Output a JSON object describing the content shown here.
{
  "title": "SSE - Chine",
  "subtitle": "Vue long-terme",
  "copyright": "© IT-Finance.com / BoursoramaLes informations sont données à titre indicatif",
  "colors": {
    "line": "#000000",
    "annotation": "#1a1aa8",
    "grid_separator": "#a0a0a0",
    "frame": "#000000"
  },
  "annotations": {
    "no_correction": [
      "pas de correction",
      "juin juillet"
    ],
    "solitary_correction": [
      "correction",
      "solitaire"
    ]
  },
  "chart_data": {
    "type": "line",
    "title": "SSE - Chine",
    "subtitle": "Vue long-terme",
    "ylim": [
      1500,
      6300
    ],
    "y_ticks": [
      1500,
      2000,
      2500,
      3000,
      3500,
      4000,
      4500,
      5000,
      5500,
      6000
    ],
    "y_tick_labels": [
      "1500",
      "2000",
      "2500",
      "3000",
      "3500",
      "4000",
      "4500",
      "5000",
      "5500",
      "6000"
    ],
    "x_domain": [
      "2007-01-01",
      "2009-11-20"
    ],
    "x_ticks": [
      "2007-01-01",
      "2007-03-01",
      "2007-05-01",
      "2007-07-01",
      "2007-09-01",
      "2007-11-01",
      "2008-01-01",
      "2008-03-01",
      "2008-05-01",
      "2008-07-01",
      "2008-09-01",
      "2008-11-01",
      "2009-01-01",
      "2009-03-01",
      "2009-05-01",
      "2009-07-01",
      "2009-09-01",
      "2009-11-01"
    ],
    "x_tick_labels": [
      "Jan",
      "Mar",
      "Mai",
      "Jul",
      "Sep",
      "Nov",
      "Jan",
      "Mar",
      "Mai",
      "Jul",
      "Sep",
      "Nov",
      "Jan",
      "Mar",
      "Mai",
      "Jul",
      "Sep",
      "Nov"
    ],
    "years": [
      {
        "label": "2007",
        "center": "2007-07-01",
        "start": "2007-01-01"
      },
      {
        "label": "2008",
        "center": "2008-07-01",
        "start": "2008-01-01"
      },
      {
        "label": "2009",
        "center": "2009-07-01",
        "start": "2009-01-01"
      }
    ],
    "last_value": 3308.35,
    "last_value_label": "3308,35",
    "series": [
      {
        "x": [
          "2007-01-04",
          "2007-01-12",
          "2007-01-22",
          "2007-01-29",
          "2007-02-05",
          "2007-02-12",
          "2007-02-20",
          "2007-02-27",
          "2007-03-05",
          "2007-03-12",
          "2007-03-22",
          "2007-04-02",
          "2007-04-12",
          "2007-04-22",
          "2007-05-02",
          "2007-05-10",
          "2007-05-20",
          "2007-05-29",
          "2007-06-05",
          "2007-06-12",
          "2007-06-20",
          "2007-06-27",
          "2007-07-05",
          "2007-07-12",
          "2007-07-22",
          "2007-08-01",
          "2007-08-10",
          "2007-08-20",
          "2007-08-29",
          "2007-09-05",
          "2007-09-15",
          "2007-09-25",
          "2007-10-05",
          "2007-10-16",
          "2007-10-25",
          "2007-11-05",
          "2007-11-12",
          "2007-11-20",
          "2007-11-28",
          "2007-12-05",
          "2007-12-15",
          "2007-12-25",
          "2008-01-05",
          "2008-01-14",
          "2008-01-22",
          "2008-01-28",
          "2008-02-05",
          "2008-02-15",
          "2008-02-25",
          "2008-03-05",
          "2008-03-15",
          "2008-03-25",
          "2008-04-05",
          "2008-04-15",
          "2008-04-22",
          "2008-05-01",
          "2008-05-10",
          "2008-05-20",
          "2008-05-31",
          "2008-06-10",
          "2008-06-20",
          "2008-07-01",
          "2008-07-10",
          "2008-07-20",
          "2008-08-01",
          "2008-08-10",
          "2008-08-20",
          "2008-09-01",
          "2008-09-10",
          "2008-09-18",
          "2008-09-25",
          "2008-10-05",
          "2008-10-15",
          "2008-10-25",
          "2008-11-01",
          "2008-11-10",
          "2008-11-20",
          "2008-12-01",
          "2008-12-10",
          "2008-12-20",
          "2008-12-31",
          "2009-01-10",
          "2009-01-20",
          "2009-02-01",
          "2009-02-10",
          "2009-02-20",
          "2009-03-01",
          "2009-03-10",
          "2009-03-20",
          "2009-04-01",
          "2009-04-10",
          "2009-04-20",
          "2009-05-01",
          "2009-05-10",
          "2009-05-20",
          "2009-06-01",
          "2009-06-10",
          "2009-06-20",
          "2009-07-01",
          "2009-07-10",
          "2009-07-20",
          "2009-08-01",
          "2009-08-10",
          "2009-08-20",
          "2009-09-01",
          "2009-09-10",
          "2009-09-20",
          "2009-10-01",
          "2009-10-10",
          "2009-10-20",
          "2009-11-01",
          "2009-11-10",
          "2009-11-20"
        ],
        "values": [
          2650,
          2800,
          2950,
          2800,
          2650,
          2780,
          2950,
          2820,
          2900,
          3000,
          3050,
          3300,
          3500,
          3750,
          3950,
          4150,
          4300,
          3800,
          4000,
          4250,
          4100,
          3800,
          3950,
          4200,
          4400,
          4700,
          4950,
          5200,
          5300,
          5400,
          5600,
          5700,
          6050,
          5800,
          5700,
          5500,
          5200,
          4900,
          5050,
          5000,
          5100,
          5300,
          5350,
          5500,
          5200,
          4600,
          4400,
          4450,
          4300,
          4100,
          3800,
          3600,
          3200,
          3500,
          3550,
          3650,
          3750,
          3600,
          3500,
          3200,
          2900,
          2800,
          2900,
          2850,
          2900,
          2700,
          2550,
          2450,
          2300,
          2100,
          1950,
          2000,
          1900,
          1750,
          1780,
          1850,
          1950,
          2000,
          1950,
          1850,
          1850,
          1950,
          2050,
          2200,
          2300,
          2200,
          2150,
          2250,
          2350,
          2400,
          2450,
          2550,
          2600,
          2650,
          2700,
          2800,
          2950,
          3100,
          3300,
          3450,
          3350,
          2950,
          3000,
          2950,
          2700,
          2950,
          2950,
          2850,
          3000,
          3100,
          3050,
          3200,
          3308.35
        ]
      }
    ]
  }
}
============
What is required: Copy out all lines from the material above that contain the string "long".

Task response:
  "subtitle": "Vue long-terme",
    "subtitle": "Vue long-terme",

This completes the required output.